"""
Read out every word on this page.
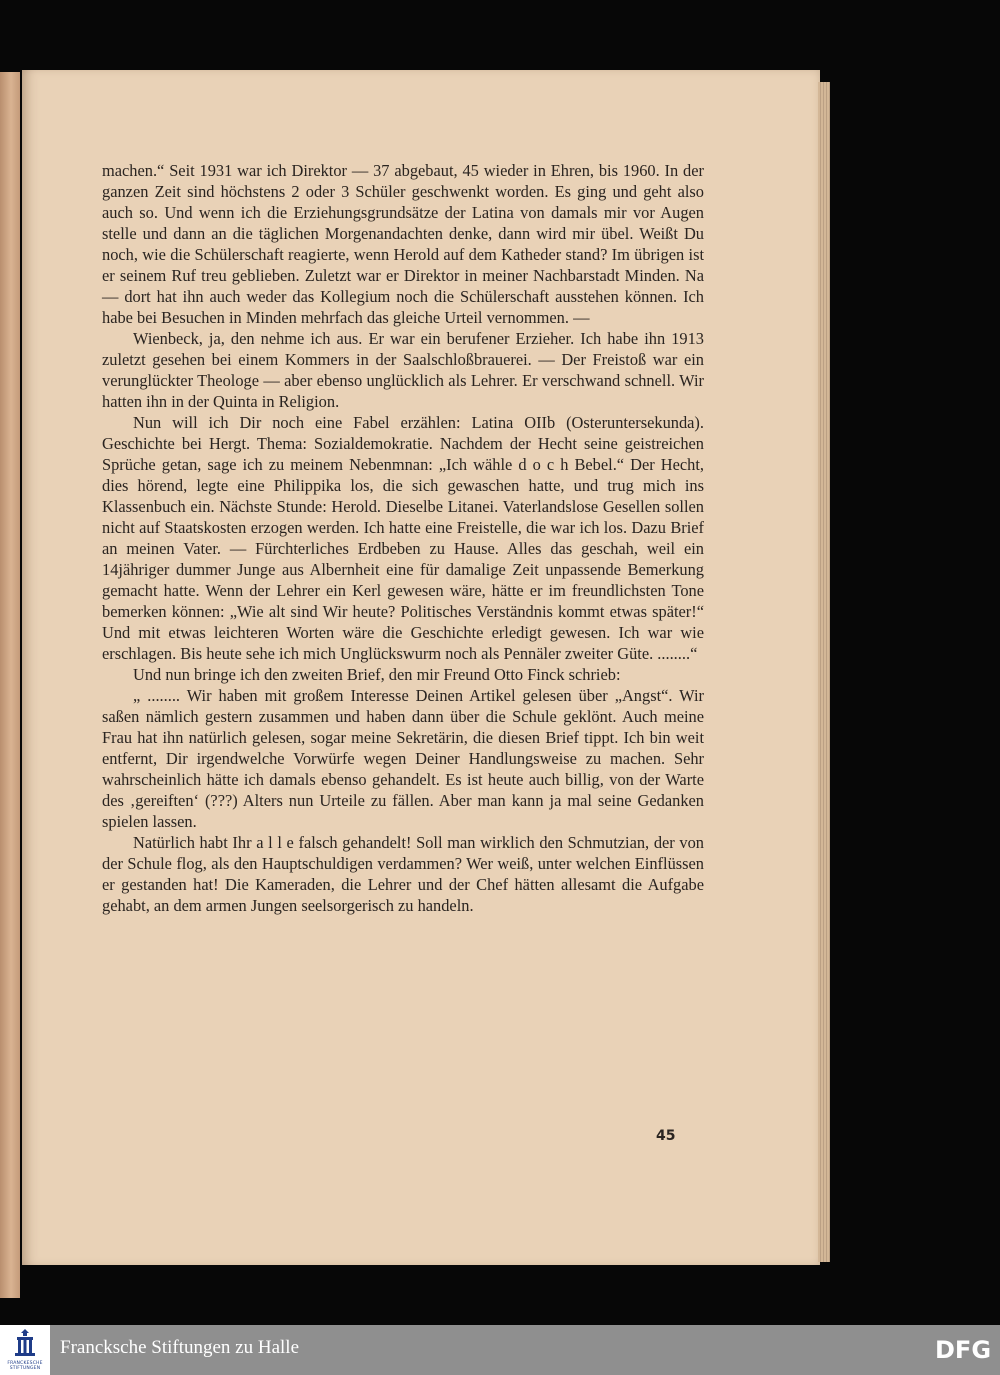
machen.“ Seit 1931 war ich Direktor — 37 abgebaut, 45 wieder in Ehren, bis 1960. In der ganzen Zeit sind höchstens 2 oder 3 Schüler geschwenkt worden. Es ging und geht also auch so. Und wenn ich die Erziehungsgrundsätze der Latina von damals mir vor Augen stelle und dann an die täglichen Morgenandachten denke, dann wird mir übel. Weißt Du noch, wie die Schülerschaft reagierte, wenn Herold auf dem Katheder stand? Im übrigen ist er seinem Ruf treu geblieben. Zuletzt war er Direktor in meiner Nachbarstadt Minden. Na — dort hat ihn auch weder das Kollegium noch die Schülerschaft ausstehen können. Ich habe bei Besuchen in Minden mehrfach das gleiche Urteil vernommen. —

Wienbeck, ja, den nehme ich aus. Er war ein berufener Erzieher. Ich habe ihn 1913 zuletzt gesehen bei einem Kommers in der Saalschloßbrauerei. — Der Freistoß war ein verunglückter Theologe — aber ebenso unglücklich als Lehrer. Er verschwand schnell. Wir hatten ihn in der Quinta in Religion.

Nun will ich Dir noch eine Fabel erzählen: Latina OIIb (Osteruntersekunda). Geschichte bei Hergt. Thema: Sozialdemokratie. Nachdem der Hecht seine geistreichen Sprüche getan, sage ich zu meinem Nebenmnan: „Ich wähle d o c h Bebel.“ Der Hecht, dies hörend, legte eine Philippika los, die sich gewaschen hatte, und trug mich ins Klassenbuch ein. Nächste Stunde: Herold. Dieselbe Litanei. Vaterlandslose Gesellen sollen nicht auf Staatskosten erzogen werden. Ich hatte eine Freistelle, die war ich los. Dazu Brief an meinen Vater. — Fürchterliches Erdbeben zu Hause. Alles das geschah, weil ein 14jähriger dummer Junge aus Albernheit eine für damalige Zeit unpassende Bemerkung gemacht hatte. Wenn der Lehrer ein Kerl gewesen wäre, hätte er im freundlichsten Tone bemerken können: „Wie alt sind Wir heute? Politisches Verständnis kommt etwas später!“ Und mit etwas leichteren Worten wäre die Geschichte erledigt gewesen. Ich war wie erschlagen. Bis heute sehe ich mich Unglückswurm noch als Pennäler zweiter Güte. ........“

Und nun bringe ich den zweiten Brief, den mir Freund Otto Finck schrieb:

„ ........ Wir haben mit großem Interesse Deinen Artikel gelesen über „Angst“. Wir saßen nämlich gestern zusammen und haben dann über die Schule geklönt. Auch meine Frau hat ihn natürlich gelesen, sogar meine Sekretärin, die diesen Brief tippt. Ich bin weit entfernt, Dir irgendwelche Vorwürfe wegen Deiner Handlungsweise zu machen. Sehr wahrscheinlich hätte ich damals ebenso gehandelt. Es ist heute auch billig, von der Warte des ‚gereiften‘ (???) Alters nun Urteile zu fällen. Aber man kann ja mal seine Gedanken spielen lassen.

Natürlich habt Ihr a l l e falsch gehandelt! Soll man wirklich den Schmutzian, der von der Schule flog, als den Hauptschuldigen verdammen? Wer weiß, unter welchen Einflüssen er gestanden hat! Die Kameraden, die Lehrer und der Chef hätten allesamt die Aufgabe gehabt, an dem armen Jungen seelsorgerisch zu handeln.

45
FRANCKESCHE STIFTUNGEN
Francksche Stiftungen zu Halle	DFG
"""
*DIRECTION*
Your copy of the data above should match it exactly, except that pictures are left out.

*RESULT BELOW*
Read out every word on this page.
machen.“ Seit 1931 war ich Direktor — 37 abgebaut, 45 wieder in Ehren, bis 1960. In der ganzen Zeit sind höchstens 2 oder 3 Schüler geschwenkt worden. Es ging und geht also auch so. Und wenn ich die Erziehungsgrundsätze der Latina von damals mir vor Augen stelle und dann an die täglichen Morgenandachten denke, dann wird mir übel. Weißt Du noch, wie die Schülerschaft reagierte, wenn Herold auf dem Katheder stand? Im übrigen ist er seinem Ruf treu geblieben. Zuletzt war er Direktor in meiner Nachbarstadt Minden. Na — dort hat ihn auch weder das Kollegium noch die Schülerschaft ausstehen können. Ich habe bei Besuchen in Minden mehrfach das gleiche Urteil vernommen. —

Wienbeck, ja, den nehme ich aus. Er war ein berufener Erzieher. Ich habe ihn 1913 zuletzt gesehen bei einem Kommers in der Saalschloßbrauerei. — Der Freistoß war ein verunglückter Theologe — aber ebenso unglücklich als Lehrer. Er verschwand schnell. Wir hatten ihn in der Quinta in Religion.

Nun will ich Dir noch eine Fabel erzählen: Latina OIIb (Osteruntersekunda). Geschichte bei Hergt. Thema: Sozialdemokratie. Nachdem der Hecht seine geistreichen Sprüche getan, sage ich zu meinem Nebenmnan: „Ich wähle d o c h Bebel.“ Der Hecht, dies hörend, legte eine Philippika los, die sich gewaschen hatte, und trug mich ins Klassenbuch ein. Nächste Stunde: Herold. Dieselbe Litanei. Vaterlandslose Gesellen sollen nicht auf Staatskosten erzogen werden. Ich hatte eine Freistelle, die war ich los. Dazu Brief an meinen Vater. — Fürchterliches Erdbeben zu Hause. Alles das geschah, weil ein 14jähriger dummer Junge aus Albernheit eine für damalige Zeit unpassende Bemerkung gemacht hatte. Wenn der Lehrer ein Kerl gewesen wäre, hätte er im freundlichsten Tone bemerken können: „Wie alt sind Wir heute? Politisches Verständnis kommt etwas später!“ Und mit etwas leichteren Worten wäre die Geschichte erledigt gewesen. Ich war wie erschlagen. Bis heute sehe ich mich Unglückswurm noch als Pennäler zweiter Güte. ........“

Und nun bringe ich den zweiten Brief, den mir Freund Otto Finck schrieb:

„ ........ Wir haben mit großem Interesse Deinen Artikel gelesen über „Angst“. Wir saßen nämlich gestern zusammen und haben dann über die Schule geklönt. Auch meine Frau hat ihn natürlich gelesen, sogar meine Sekretärin, die diesen Brief tippt. Ich bin weit entfernt, Dir irgendwelche Vorwürfe wegen Deiner Handlungsweise zu machen. Sehr wahrscheinlich hätte ich damals ebenso gehandelt. Es ist heute auch billig, von der Warte des ‚gereiften‘ (???) Alters nun Urteile zu fällen. Aber man kann ja mal seine Gedanken spielen lassen.

Natürlich habt Ihr a l l e falsch gehandelt! Soll man wirklich den Schmutzian, der von der Schule flog, als den Hauptschuldigen verdammen? Wer weiß, unter welchen Einflüssen er gestanden hat! Die Kameraden, die Lehrer und der Chef hätten allesamt die Aufgabe gehabt, an dem armen Jungen seelsorgerisch zu handeln.

45
FRANCKESCHE STIFTUNGEN
Francksche Stiftungen zu Halle	DFG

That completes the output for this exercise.